_Aim of the task_
Select every line holding the word "Fortunato" and copy it.
* begin *
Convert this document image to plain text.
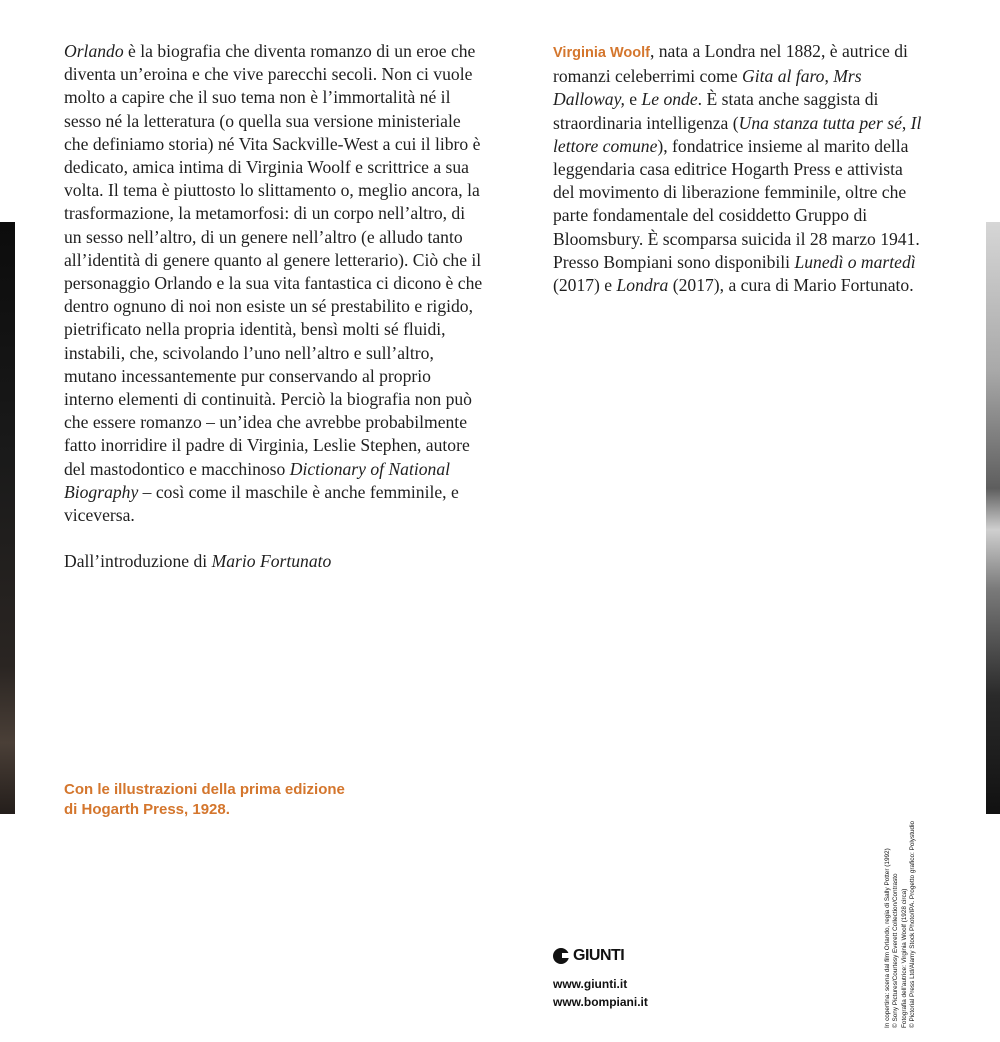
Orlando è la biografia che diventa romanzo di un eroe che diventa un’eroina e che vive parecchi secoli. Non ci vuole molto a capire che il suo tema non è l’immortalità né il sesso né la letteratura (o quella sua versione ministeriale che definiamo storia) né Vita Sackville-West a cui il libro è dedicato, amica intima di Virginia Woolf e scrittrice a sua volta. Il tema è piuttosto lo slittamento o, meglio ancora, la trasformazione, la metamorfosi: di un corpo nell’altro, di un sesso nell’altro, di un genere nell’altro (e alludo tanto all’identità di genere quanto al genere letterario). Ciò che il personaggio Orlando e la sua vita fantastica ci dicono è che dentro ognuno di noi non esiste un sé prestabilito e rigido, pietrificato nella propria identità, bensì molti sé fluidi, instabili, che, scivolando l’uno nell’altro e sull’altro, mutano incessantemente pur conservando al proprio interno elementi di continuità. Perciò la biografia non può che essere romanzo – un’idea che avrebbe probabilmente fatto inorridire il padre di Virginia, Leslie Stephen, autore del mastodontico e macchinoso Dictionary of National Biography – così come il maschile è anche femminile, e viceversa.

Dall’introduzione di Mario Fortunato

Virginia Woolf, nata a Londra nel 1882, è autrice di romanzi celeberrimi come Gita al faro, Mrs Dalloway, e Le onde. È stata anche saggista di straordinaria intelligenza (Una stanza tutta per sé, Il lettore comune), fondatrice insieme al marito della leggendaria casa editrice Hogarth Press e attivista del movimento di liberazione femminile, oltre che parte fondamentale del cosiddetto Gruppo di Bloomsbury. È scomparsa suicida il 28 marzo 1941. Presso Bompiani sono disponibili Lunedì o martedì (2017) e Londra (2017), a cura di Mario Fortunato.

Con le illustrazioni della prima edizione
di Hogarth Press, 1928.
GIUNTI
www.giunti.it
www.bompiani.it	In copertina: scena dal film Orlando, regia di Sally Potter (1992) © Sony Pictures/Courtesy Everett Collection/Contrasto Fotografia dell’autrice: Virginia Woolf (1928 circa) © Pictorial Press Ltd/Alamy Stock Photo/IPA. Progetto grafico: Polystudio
* end *
* begin *
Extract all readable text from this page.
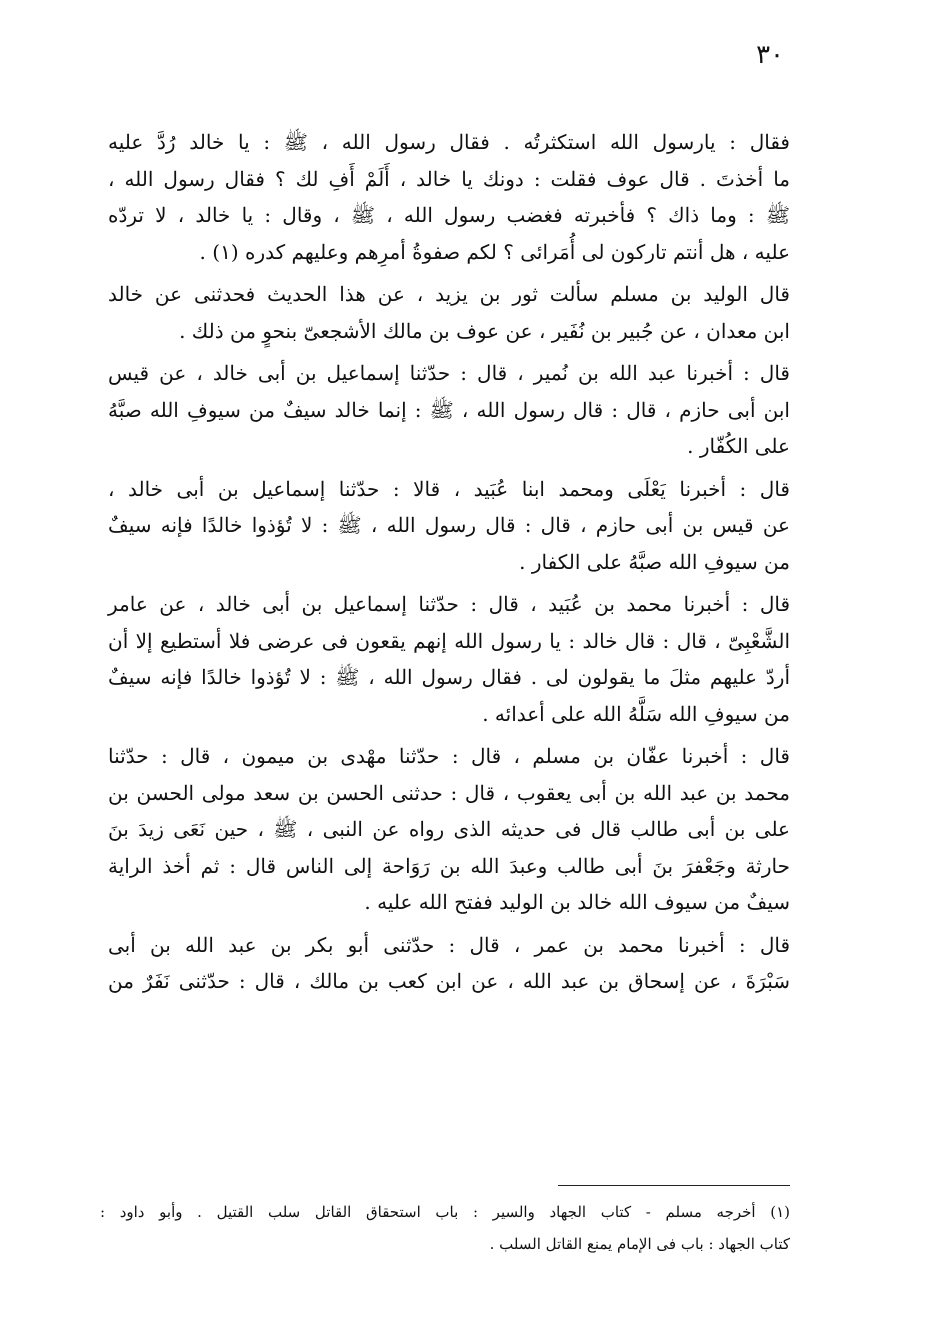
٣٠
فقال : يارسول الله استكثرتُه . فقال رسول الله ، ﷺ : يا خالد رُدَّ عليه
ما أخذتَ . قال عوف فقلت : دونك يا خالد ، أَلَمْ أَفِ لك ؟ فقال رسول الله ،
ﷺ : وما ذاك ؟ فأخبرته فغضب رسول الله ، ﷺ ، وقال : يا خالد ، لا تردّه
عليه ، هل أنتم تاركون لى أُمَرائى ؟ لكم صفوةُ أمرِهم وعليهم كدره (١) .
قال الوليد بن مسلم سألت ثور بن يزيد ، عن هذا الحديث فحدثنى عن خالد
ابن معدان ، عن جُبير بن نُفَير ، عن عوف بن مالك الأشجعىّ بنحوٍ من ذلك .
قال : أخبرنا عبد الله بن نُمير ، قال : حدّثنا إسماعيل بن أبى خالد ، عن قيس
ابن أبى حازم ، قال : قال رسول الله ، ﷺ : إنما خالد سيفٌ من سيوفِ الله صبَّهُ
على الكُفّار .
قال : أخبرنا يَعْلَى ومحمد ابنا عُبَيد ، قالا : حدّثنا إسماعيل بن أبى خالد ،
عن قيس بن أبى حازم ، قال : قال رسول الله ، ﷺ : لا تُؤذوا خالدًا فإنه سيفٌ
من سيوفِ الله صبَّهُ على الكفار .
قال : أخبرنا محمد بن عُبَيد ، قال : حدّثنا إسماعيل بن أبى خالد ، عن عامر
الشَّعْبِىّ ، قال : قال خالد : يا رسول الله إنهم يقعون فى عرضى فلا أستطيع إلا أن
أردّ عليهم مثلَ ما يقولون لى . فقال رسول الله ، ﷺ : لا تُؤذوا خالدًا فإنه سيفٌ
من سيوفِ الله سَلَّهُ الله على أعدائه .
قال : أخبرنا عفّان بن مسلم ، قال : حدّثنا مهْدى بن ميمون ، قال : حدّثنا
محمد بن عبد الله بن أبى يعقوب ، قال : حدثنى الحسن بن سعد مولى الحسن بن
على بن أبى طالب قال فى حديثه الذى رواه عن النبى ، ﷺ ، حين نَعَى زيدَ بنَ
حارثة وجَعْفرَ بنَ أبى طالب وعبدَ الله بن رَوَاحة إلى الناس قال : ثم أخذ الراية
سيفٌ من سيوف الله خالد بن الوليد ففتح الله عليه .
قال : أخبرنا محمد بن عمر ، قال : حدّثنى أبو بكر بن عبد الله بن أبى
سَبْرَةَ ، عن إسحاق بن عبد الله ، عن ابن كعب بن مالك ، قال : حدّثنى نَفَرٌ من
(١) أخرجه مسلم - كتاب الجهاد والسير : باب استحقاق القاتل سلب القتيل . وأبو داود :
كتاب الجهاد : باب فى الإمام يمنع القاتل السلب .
* end *
_Final result_
Dall’introduzione di Mario Fortunato
Virginia Woolf, nata a Londra nel 1882, è autrice di romanzi celeberrimi come Gita al faro, Mrs Dalloway, e Le onde. È stata anche saggista di straordinaria intelligenza (Una stanza tutta per sé, Il lettore comune), fondatrice insieme al marito della leggendaria casa editrice Hogarth Press e attivista del movimento di liberazione femminile, oltre che parte fondamentale del cosiddetto Gruppo di Bloomsbury. È scomparsa suicida il 28 marzo 1941. Presso Bompiani sono disponibili Lunedì o martedì (2017) e Londra (2017), a cura di Mario Fortunato.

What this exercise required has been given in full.